* Exercise material
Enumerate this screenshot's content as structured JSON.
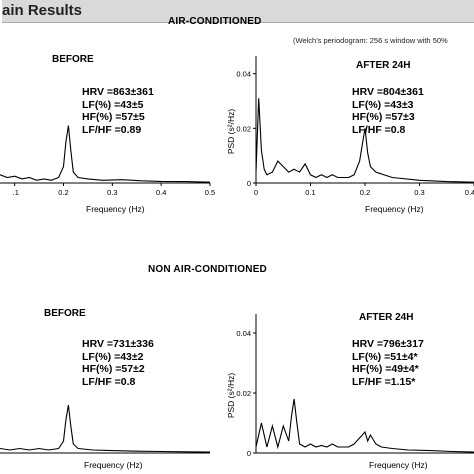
{
  "header": {
    "title": "ain Results"
  },
  "sections": {
    "ac": "AIR-CONDITIONED",
    "nonac": "NON AIR-CONDITIONED"
  },
  "note": "(Welch's periodogram: 256 s window with 50%",
  "chart_data": [
    {
      "type": "line",
      "panel": "ac-before",
      "label": "BEFORE",
      "xlabel": "Frequency (Hz)",
      "ylabel": "",
      "xlim": [
        0.07,
        0.5
      ],
      "ylim": [
        0,
        0.045
      ],
      "xticks": [
        "0.1",
        "0.2",
        "0.3",
        "0.4",
        "0.5"
      ],
      "yticks": [],
      "annotations": [
        "HRV =863±361",
        "LF(%) =43±5",
        "HF(%) =57±5",
        "LF/HF =0.89"
      ],
      "series": [
        {
          "x": [
            0.07,
            0.085,
            0.1,
            0.115,
            0.13,
            0.145,
            0.16,
            0.175,
            0.19,
            0.2,
            0.205,
            0.21,
            0.215,
            0.22,
            0.23,
            0.25,
            0.28,
            0.32,
            0.36,
            0.4,
            0.45,
            0.5
          ],
          "y": [
            0.003,
            0.002,
            0.0025,
            0.0015,
            0.002,
            0.001,
            0.0015,
            0.001,
            0.002,
            0.006,
            0.015,
            0.021,
            0.012,
            0.004,
            0.002,
            0.0015,
            0.001,
            0.0012,
            0.0008,
            0.0006,
            0.0005,
            0.0003
          ]
        }
      ]
    },
    {
      "type": "line",
      "panel": "ac-after",
      "label": "AFTER 24H",
      "xlabel": "Frequency (Hz)",
      "ylabel": "PSD (s²/Hz)",
      "xlim": [
        0,
        0.4
      ],
      "ylim": [
        0,
        0.045
      ],
      "xticks": [
        "0",
        "0.1",
        "0.2",
        "0.3",
        "0.4"
      ],
      "yticks": [
        "0",
        "0.02",
        "0.04"
      ],
      "annotations": [
        "HRV =804±361",
        "LF(%) =43±3",
        "HF(%) =57±3",
        "LF/HF =0.8"
      ],
      "series": [
        {
          "x": [
            0,
            0.005,
            0.01,
            0.015,
            0.02,
            0.03,
            0.04,
            0.05,
            0.06,
            0.07,
            0.08,
            0.09,
            0.1,
            0.11,
            0.12,
            0.13,
            0.14,
            0.15,
            0.16,
            0.17,
            0.18,
            0.19,
            0.195,
            0.2,
            0.205,
            0.21,
            0.22,
            0.25,
            0.3,
            0.35,
            0.4
          ],
          "y": [
            0.004,
            0.031,
            0.012,
            0.005,
            0.003,
            0.004,
            0.008,
            0.006,
            0.004,
            0.005,
            0.004,
            0.007,
            0.003,
            0.002,
            0.003,
            0.002,
            0.003,
            0.002,
            0.002,
            0.002,
            0.003,
            0.008,
            0.014,
            0.02,
            0.011,
            0.006,
            0.004,
            0.002,
            0.001,
            0.0005,
            0.0003
          ]
        }
      ]
    },
    {
      "type": "line",
      "panel": "nonac-before",
      "label": "BEFORE",
      "xlabel": "Frequency (Hz)",
      "ylabel": "",
      "xlim": [
        0.07,
        0.5
      ],
      "ylim": [
        0,
        0.045
      ],
      "xticks": [],
      "yticks": [],
      "annotations": [
        "HRV =731±336",
        "LF(%) =43±2",
        "HF(%) =57±2",
        "LF/HF =0.8"
      ],
      "series": [
        {
          "x": [
            0.07,
            0.09,
            0.11,
            0.13,
            0.15,
            0.17,
            0.19,
            0.2,
            0.205,
            0.21,
            0.215,
            0.22,
            0.23,
            0.26,
            0.3,
            0.35,
            0.4,
            0.45,
            0.5
          ],
          "y": [
            0.0015,
            0.001,
            0.0015,
            0.001,
            0.0015,
            0.001,
            0.0015,
            0.004,
            0.011,
            0.016,
            0.009,
            0.003,
            0.0015,
            0.001,
            0.0008,
            0.0006,
            0.0005,
            0.0004,
            0.0003
          ]
        }
      ]
    },
    {
      "type": "line",
      "panel": "nonac-after",
      "label": "AFTER 24H",
      "xlabel": "Frequency (Hz)",
      "ylabel": "PSD (s²/Hz)",
      "xlim": [
        0,
        0.4
      ],
      "ylim": [
        0,
        0.045
      ],
      "xticks": [],
      "yticks": [
        "0",
        "0.02",
        "0.04"
      ],
      "annotations": [
        "HRV =796±317",
        "LF(%) =51±4*",
        "HF(%) =49±4*",
        "LF/HF =1.15*"
      ],
      "series": [
        {
          "x": [
            0,
            0.01,
            0.02,
            0.03,
            0.04,
            0.05,
            0.06,
            0.065,
            0.07,
            0.075,
            0.08,
            0.09,
            0.1,
            0.11,
            0.12,
            0.13,
            0.14,
            0.15,
            0.16,
            0.17,
            0.18,
            0.19,
            0.2,
            0.205,
            0.21,
            0.22,
            0.23,
            0.25,
            0.28,
            0.32,
            0.36,
            0.4
          ],
          "y": [
            0.002,
            0.01,
            0.002,
            0.009,
            0.002,
            0.009,
            0.004,
            0.012,
            0.018,
            0.01,
            0.003,
            0.002,
            0.003,
            0.002,
            0.0025,
            0.002,
            0.003,
            0.002,
            0.002,
            0.002,
            0.003,
            0.005,
            0.007,
            0.004,
            0.006,
            0.003,
            0.002,
            0.0015,
            0.001,
            0.0008,
            0.0005,
            0.0003
          ]
        }
      ]
    }
  ]
}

* Problem description
Check each line of the records for "nonac" and copy the ones that contain it.

* Response to the exercise
    "nonac": "NON AIR-CONDITIONED"
      "panel": "nonac-before",
      "panel": "nonac-after",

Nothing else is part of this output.